▶ [Prompt]: Pick out each line containing the string "установленному".
::: Dataset records
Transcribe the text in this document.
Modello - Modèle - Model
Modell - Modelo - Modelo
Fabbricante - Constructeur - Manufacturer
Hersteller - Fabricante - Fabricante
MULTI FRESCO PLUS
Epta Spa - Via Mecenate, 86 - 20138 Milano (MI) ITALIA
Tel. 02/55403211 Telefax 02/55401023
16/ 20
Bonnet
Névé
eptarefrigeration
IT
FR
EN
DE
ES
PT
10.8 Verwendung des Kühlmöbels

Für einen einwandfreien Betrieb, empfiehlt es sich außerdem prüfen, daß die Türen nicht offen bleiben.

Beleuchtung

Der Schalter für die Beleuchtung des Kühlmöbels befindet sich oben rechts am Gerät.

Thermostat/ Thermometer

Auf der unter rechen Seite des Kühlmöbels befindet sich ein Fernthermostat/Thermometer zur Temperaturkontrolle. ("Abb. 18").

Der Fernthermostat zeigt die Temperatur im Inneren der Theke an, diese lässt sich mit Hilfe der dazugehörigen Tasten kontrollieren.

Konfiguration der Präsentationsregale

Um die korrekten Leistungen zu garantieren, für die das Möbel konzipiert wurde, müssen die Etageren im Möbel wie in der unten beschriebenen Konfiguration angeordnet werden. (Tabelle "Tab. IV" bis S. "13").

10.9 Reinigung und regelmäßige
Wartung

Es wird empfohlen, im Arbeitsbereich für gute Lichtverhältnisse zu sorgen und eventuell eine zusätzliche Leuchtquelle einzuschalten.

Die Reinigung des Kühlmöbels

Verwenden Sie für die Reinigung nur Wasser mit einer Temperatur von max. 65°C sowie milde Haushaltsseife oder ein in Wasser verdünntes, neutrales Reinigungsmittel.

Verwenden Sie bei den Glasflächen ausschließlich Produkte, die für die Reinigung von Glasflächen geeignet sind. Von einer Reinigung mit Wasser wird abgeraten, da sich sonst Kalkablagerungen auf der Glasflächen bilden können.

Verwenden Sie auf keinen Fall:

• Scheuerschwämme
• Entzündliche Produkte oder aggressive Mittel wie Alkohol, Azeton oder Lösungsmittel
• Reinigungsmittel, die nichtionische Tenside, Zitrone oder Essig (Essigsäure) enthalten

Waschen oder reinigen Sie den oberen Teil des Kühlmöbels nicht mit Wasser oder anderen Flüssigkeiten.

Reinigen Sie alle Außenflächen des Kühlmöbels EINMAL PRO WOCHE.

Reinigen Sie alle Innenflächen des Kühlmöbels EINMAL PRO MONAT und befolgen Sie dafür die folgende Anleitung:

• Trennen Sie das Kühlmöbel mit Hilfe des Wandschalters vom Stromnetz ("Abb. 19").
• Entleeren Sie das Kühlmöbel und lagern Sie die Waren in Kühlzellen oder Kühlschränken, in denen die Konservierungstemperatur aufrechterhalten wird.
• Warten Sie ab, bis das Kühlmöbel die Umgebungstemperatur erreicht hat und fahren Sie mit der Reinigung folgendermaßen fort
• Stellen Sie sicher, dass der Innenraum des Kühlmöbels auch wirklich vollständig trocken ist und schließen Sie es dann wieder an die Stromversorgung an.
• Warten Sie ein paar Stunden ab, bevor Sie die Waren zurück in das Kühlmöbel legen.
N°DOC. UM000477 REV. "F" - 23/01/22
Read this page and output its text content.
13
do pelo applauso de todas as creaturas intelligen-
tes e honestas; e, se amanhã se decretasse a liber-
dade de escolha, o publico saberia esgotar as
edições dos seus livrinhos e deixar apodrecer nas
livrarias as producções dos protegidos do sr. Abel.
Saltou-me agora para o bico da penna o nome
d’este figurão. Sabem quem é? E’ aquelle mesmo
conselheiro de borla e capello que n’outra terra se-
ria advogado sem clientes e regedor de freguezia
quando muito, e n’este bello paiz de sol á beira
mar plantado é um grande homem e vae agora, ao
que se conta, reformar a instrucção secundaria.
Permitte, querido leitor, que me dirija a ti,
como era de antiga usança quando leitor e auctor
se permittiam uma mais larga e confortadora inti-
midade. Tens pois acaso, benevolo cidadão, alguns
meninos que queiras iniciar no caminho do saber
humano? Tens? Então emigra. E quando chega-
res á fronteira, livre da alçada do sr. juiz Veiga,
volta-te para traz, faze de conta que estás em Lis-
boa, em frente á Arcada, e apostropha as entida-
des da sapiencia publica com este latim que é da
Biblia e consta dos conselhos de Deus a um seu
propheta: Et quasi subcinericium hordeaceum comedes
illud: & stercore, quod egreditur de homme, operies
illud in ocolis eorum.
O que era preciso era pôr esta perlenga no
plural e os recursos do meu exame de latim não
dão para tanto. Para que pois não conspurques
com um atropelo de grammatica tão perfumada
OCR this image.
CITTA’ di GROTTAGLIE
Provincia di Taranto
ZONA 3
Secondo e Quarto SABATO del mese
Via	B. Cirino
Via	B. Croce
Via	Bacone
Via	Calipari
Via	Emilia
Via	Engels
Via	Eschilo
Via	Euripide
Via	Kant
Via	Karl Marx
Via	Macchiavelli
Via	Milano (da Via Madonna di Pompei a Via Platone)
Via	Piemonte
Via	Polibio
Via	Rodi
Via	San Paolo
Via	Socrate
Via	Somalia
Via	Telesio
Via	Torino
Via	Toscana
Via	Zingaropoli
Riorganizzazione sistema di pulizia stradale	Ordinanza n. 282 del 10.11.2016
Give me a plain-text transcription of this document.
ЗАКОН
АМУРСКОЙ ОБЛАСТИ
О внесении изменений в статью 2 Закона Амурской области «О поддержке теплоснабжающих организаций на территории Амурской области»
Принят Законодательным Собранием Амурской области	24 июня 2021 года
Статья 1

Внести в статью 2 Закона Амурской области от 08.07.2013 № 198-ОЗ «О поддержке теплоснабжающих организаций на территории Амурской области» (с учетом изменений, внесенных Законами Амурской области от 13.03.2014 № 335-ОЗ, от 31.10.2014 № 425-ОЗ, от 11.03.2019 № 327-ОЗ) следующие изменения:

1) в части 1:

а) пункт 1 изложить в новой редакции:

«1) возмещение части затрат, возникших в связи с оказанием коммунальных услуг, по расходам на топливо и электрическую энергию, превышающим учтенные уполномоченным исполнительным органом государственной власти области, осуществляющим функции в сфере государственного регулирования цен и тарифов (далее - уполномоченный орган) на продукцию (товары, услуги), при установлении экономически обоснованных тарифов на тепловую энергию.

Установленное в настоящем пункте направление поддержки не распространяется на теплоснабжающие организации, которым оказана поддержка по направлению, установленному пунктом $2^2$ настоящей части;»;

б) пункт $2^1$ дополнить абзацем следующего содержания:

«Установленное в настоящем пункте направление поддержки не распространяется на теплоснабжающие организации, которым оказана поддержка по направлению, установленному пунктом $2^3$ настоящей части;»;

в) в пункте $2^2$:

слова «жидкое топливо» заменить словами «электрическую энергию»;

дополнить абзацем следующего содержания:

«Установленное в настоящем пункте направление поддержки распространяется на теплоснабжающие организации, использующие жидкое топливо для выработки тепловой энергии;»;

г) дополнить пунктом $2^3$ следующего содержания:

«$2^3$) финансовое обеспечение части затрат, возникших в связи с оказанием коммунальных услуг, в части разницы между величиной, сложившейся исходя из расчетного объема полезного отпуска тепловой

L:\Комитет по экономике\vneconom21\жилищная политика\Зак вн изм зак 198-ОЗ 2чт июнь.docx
::::::
▶ [Result of the task]:
Установленное в настоящем пункте направление поддержки не распространяется на теплоснабжающие организации, которым оказана поддержка по направлению, установленному пунктом $2^2$ настоящей части;»;
«Установленное в настоящем пункте направление поддержки не распространяется на теплоснабжающие организации, которым оказана поддержка по направлению, установленному пунктом $2^3$ настоящей части;»;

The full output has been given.